▶ [DO THIS]: Write the data below out exactly as it stands. Do not include the pictures.

▶ [RECORDS]:
★ ★ ★

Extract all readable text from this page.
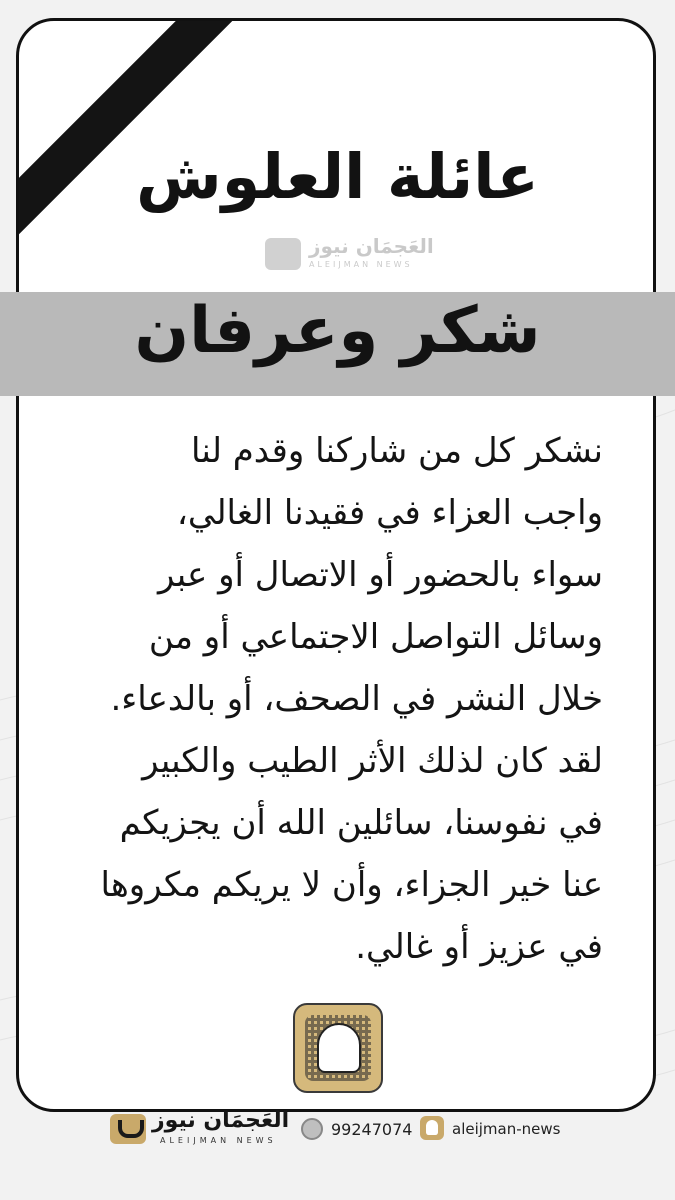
عائلة العلوش
العَجمَان نيوز
ALEIJMAN NEWS
شكر وعرفان
نشكر كل من شاركنا وقدم لنا
واجب العزاء في فقيدنا الغالي،
سواء بالحضور أو الاتصال أو عبر
وسائل التواصل الاجتماعي أو من
خلال النشر في الصحف، أو بالدعاء.
لقد كان لذلك الأثر الطيب والكبير
في نفوسنا، سائلين الله أن يجزيكم
عنا خير الجزاء، وأن لا يريكم مكروها
في عزيز أو غالي.
العَجمَان نيوز
ALEIJMAN NEWS
99247074	aleijman-news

★ ★ ★

▶ [TASK RESPONSE]:
Extract all readable text from this page.
عائلة العلوش
العَجمَان نيوز
ALEIJMAN NEWS
شكر وعرفان
نشكر كل من شاركنا وقدم لنا
واجب العزاء في فقيدنا الغالي،
سواء بالحضور أو الاتصال أو عبر
وسائل التواصل الاجتماعي أو من
خلال النشر في الصحف، أو بالدعاء.
لقد كان لذلك الأثر الطيب والكبير
في نفوسنا، سائلين الله أن يجزيكم
عنا خير الجزاء، وأن لا يريكم مكروها
في عزيز أو غالي.
العَجمَان نيوز
ALEIJMAN NEWS
99247074	aleijman-news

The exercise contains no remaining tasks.